## 抜粋した文章
MAGIC
ライフ・イズ・マジック
種ありの人生と、種なしの人生と。


『ウラオモテサン』

すっかり秋めいたある日の午後、表参道を歩いた。
表参道といってもかなり奥、
あまり人の多くない路地をぶらぶらと歩いた。

原宿の裏通りをウラハラ(裏原)と言うそうだから、
ここはウラオモテサン(裏表参)と言うべきだろうか。
「そんな訳ないだろうっ!」

ひとりツッコミしつつ歩き続けると、
ステージ衣装に良さげなジャケットが
目に飛び込んできた。
おぉ、これはあの世界的に有名な
日本人デザイナーの店ではないか。

私はいそいそと侵入し、
さっそくジャケットの手触りを確かめてみた。

すると、若い男性店員が笑顔を浮かべて近づいてきた。
若いなぁ、20代前半だろうか。

彼の話を適当に聞き流していると、
いきなり、
「しかも、この服は『お手洗い』できますよ」
と続けたではないか。

いやはや、丁寧に伝えたいのは分かるが、
手洗いに『お』を付けてはダメだろう。

私は、
「いや、僕はお手洗いより、おクリーニングだよ」
などと茶化してやろうと思ったが止めた。

そりゃそうだ。
私だって彼くらいの年頃には、
マジックを間違えてばかりいたもの。

## データ一覧
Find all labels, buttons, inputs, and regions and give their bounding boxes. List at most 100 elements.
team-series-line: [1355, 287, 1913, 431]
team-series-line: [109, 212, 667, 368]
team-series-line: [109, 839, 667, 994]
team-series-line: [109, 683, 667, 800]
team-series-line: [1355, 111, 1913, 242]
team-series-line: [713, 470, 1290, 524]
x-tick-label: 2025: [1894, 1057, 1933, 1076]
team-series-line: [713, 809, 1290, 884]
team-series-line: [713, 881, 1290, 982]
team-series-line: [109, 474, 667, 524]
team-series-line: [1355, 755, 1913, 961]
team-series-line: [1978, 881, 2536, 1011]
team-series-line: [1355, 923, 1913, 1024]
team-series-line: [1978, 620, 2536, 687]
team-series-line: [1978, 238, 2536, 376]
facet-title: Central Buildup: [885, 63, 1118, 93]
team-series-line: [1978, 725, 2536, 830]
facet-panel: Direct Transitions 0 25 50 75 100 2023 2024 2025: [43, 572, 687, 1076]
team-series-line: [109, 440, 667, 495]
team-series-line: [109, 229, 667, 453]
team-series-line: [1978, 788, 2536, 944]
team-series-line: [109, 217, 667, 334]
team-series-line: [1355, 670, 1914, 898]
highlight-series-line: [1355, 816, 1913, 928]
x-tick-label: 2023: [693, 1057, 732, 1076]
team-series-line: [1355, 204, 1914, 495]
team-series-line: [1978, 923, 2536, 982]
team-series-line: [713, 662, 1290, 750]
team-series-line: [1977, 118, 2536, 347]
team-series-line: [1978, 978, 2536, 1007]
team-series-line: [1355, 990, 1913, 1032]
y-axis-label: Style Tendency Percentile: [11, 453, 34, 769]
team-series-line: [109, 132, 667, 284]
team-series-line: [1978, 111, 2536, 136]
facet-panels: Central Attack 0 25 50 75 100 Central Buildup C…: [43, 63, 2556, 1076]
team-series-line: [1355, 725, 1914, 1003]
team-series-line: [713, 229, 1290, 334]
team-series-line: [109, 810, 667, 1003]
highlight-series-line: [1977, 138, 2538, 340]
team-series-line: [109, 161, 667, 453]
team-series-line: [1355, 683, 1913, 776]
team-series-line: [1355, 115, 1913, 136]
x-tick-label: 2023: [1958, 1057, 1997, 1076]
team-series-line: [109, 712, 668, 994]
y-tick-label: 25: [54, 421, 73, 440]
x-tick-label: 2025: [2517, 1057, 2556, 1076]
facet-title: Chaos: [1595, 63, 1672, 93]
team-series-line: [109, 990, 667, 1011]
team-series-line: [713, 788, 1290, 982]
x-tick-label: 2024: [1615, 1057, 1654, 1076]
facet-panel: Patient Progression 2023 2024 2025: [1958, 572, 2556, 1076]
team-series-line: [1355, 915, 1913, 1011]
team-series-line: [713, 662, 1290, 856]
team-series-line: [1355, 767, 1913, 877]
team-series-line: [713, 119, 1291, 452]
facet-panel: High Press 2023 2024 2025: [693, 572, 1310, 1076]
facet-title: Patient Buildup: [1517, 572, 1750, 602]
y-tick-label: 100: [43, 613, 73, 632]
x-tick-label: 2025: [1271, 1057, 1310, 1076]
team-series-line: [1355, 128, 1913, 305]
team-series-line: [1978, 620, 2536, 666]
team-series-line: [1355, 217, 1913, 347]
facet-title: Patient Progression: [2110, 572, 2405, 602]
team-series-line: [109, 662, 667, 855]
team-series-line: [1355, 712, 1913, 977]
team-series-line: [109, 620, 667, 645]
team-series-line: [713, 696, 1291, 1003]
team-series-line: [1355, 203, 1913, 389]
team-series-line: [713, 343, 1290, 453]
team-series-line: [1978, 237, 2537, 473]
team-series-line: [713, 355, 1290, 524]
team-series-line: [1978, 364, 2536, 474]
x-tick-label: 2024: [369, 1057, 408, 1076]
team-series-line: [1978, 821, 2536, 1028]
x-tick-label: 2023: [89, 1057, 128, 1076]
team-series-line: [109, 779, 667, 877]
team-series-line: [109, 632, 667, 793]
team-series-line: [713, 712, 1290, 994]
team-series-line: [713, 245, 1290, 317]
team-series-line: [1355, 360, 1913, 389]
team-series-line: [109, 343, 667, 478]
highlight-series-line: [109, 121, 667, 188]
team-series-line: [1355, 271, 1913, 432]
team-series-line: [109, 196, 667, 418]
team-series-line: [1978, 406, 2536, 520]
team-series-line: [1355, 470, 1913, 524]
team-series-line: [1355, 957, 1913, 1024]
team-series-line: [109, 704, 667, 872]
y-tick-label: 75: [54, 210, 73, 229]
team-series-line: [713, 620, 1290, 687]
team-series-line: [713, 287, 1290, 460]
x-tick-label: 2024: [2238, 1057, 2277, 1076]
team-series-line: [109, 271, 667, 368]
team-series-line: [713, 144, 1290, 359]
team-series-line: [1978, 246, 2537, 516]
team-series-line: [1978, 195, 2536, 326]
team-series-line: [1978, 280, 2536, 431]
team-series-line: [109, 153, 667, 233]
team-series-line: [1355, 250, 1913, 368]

## やること
表参道の裏通りを歩いた随筆を、最後の文のあとから書き継ぐこと。

## 以下に解答
若い店員さんだって、今はこの程度なのだが、
しっかり経験を積んで
いつかは見事な接客術を身につけるに違いないのだ。

私はといえば、長々と経験を重ねてきたものの、
これぞ我がマジックというものを掴んでいない。
未だ暗中模索&七転八倒中なのだ。

あるマジシャンが、
撮り溜めた自身の演技のVTRを編集し、
つなぎ合わせた彼のマジックを見せてくれたことがある。

鳩出しマジックは上手くいったものの、
ウサギは上手くいかなかった演技のVTRと、
鳩出しがダメでもウサギ出しが良かったVTRを編集し、
鳩出しもウサギ出しも上手くいったように
編集してあったのだ。

8分の自分のマジック・ルーティンの完成形を、
過去の多くのビデオ映像を総動員し、
始めから終わりまで失敗のない演技に加工し、
「これが俺のマジックの完成形なんだよ」
と、ウットリと眺めていた。

そんなことを思い出しつつ、私は若い店員さんに、
「あの、お手洗いは借りられる?」
と訊いてみた。

店員さんは、
「はい、手洗いはこちらです」
と、なぜかこちらには『お』を付けず、
しかし丁寧に案内してくれた。
ウラオモテサンは、なかなか奥が深いのであった。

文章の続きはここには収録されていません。